____ Information supplied
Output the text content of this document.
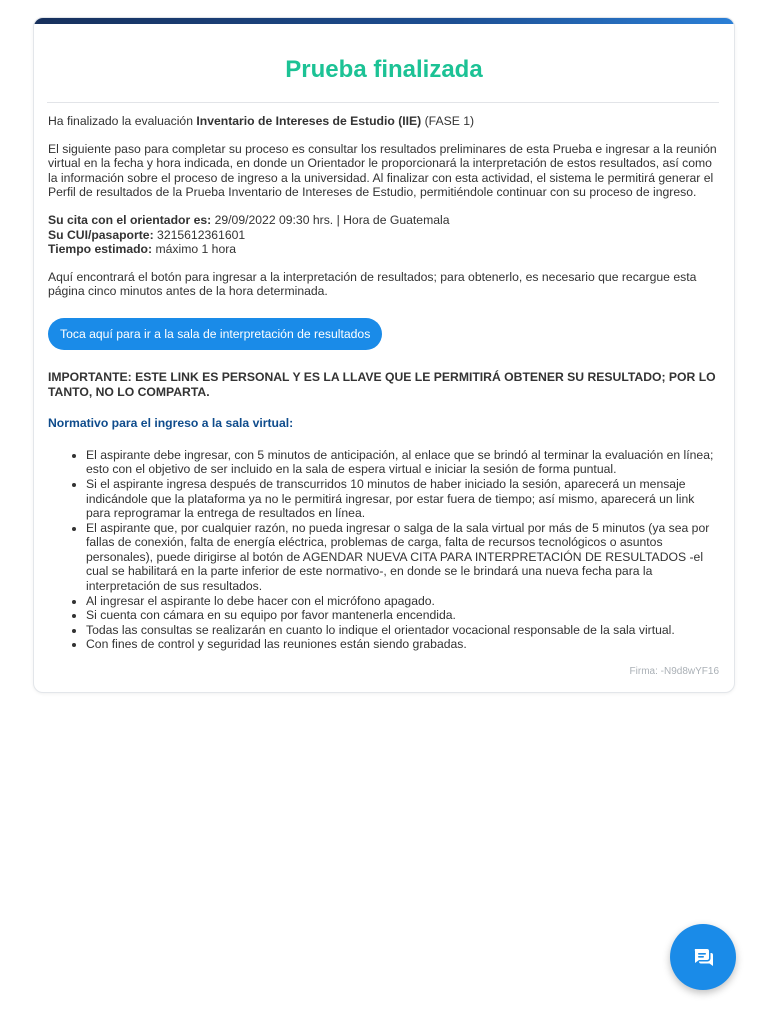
Prueba finalizada

Ha finalizado la evaluación Inventario de Intereses de Estudio (IIE) (FASE 1)

El siguiente paso para completar su proceso es consultar los resultados preliminares de esta Prueba e ingresar a la reunión virtual en la fecha y hora indicada, en donde un Orientador le proporcionará la interpretación de estos resultados, así como la información sobre el proceso de ingreso a la universidad. Al finalizar con esta actividad, el sistema le permitirá generar el Perfil de resultados de la Prueba Inventario de Intereses de Estudio, permitiéndole continuar con su proceso de ingreso.

Su cita con el orientador es: 29/09/2022 09:30 hrs. | Hora de Guatemala

Su CUI/pasaporte: 3215612361601

Tiempo estimado: máximo 1 hora

Aquí encontrará el botón para ingresar a la interpretación de resultados; para obtenerlo, es necesario que recargue esta página cinco minutos antes de la hora determinada.

Toca aquí para ir a la sala de interpretación de resultados

IMPORTANTE: ESTE LINK ES PERSONAL Y ES LA LLAVE QUE LE PERMITIRÁ OBTENER SU RESULTADO; POR LO TANTO, NO LO COMPARTA.

Normativo para el ingreso a la sala virtual:

• El aspirante debe ingresar, con 5 minutos de anticipación, al enlace que se brindó al terminar la evaluación en línea; esto con el objetivo de ser incluido en la sala de espera virtual e iniciar la sesión de forma puntual.
• Si el aspirante ingresa después de transcurridos 10 minutos de haber iniciado la sesión, aparecerá un mensaje indicándole que la plataforma ya no le permitirá ingresar, por estar fuera de tiempo; así mismo, aparecerá un link para reprogramar la entrega de resultados en línea.
• El aspirante que, por cualquier razón, no pueda ingresar o salga de la sala virtual por más de 5 minutos (ya sea por fallas de conexión, falta de energía eléctrica, problemas de carga, falta de recursos tecnológicos o asuntos personales), puede dirigirse al botón de AGENDAR NUEVA CITA PARA INTERPRETACIÓN DE RESULTADOS -el cual se habilitará en la parte inferior de este normativo-, en donde se le brindará una nueva fecha para la interpretación de sus resultados.
• Al ingresar el aspirante lo debe hacer con el micrófono apagado.
• Si cuenta con cámara en su equipo por favor mantenerla encendida.
• Todas las consultas se realizarán en cuanto lo indique el orientador vocacional responsable de la sala virtual.
• Con fines de control y seguridad las reuniones están siendo grabadas.
Firma: -N9d8wYF16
________
> **Exercise aim**:
Write out every record above exactly as it stands, but leave out the pictures.

> **Expected answer**:
Output the text content of this document.
Prueba finalizada

Ha finalizado la evaluación Inventario de Intereses de Estudio (IIE) (FASE 1)

El siguiente paso para completar su proceso es consultar los resultados preliminares de esta Prueba e ingresar a la reunión virtual en la fecha y hora indicada, en donde un Orientador le proporcionará la interpretación de estos resultados, así como la información sobre el proceso de ingreso a la universidad. Al finalizar con esta actividad, el sistema le permitirá generar el Perfil de resultados de la Prueba Inventario de Intereses de Estudio, permitiéndole continuar con su proceso de ingreso.

Su cita con el orientador es: 29/09/2022 09:30 hrs. | Hora de Guatemala

Su CUI/pasaporte: 3215612361601

Tiempo estimado: máximo 1 hora

Aquí encontrará el botón para ingresar a la interpretación de resultados; para obtenerlo, es necesario que recargue esta página cinco minutos antes de la hora determinada.

Toca aquí para ir a la sala de interpretación de resultados

IMPORTANTE: ESTE LINK ES PERSONAL Y ES LA LLAVE QUE LE PERMITIRÁ OBTENER SU RESULTADO; POR LO TANTO, NO LO COMPARTA.

Normativo para el ingreso a la sala virtual:

• El aspirante debe ingresar, con 5 minutos de anticipación, al enlace que se brindó al terminar la evaluación en línea; esto con el objetivo de ser incluido en la sala de espera virtual e iniciar la sesión de forma puntual.
• Si el aspirante ingresa después de transcurridos 10 minutos de haber iniciado la sesión, aparecerá un mensaje indicándole que la plataforma ya no le permitirá ingresar, por estar fuera de tiempo; así mismo, aparecerá un link para reprogramar la entrega de resultados en línea.
• El aspirante que, por cualquier razón, no pueda ingresar o salga de la sala virtual por más de 5 minutos (ya sea por fallas de conexión, falta de energía eléctrica, problemas de carga, falta de recursos tecnológicos o asuntos personales), puede dirigirse al botón de AGENDAR NUEVA CITA PARA INTERPRETACIÓN DE RESULTADOS -el cual se habilitará en la parte inferior de este normativo-, en donde se le brindará una nueva fecha para la interpretación de sus resultados.
• Al ingresar el aspirante lo debe hacer con el micrófono apagado.
• Si cuenta con cámara en su equipo por favor mantenerla encendida.
• Todas las consultas se realizarán en cuanto lo indique el orientador vocacional responsable de la sala virtual.
• Con fines de control y seguridad las reuniones están siendo grabadas.
Firma: -N9d8wYF16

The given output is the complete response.